━━━ THE INPUT

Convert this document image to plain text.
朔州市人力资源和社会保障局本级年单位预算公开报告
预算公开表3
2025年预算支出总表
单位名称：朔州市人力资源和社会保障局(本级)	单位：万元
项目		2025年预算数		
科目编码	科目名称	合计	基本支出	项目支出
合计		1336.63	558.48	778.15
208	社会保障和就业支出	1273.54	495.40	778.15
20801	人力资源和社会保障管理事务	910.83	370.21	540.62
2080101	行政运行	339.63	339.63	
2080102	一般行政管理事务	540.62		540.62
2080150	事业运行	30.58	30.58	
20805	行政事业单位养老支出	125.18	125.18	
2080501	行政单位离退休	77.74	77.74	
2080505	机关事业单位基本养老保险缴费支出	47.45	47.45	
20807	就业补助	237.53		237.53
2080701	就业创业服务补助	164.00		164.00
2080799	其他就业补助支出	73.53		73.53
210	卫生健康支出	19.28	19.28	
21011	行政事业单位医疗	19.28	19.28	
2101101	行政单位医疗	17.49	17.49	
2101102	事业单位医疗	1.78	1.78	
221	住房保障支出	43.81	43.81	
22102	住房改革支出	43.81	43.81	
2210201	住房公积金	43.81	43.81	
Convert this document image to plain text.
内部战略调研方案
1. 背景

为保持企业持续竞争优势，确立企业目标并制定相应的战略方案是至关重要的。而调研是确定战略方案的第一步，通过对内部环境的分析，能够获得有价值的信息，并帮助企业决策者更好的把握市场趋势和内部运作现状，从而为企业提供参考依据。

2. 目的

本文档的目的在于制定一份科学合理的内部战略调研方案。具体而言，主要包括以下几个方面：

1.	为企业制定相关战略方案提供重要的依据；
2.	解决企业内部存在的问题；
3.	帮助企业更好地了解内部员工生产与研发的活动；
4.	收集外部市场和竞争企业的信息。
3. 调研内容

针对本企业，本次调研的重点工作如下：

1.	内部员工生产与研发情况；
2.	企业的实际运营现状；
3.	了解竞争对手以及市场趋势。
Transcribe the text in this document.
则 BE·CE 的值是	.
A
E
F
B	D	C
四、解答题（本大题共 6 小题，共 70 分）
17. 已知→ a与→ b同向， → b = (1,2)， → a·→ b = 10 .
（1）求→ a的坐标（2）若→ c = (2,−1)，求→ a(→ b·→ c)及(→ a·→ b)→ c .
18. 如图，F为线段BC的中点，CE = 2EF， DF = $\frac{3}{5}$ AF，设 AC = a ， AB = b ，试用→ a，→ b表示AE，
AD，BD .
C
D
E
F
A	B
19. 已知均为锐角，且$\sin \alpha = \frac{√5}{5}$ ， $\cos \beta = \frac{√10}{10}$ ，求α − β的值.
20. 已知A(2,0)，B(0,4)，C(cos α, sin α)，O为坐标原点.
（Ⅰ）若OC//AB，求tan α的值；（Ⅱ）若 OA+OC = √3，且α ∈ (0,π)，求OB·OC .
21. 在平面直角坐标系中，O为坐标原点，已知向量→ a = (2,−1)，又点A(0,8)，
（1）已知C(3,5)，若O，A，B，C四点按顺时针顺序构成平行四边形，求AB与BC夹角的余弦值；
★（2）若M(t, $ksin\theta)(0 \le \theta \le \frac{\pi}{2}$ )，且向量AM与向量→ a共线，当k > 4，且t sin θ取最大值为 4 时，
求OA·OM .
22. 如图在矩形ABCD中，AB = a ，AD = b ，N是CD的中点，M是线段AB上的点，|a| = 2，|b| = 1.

━━━━━━

• WRITTEN EXERCISE:
Exactly as written, give again every line from the one containing "Transcribe the text in this document." through the last line of the material above, and no other lines.

• COMPLETE RESPONSE:
Transcribe the text in this document.
则 BE·CE 的值是	.
A
E
F
B	D	C
四、解答题（本大题共 6 小题，共 70 分）
17. 已知→ a与→ b同向， → b = (1,2)， → a·→ b = 10 .
（1）求→ a的坐标（2）若→ c = (2,−1)，求→ a(→ b·→ c)及(→ a·→ b)→ c .
18. 如图，F为线段BC的中点，CE = 2EF， DF = $\frac{3}{5}$ AF，设 AC = a ， AB = b ，试用→ a，→ b表示AE，
AD，BD .
C
D
E
F
A	B
19. 已知均为锐角，且$\sin \alpha = \frac{√5}{5}$ ， $\cos \beta = \frac{√10}{10}$ ，求α − β的值.
20. 已知A(2,0)，B(0,4)，C(cos α, sin α)，O为坐标原点.
（Ⅰ）若OC//AB，求tan α的值；（Ⅱ）若 OA+OC = √3，且α ∈ (0,π)，求OB·OC .
21. 在平面直角坐标系中，O为坐标原点，已知向量→ a = (2,−1)，又点A(0,8)，
（1）已知C(3,5)，若O，A，B，C四点按顺时针顺序构成平行四边形，求AB与BC夹角的余弦值；
★（2）若M(t, $ksin\theta)(0 \le \theta \le \frac{\pi}{2}$ )，且向量AM与向量→ a共线，当k > 4，且t sin θ取最大值为 4 时，
求OA·OM .
22. 如图在矩形ABCD中，AB = a ，AD = b ，N是CD的中点，M是线段AB上的点，|a| = 2，|b| = 1.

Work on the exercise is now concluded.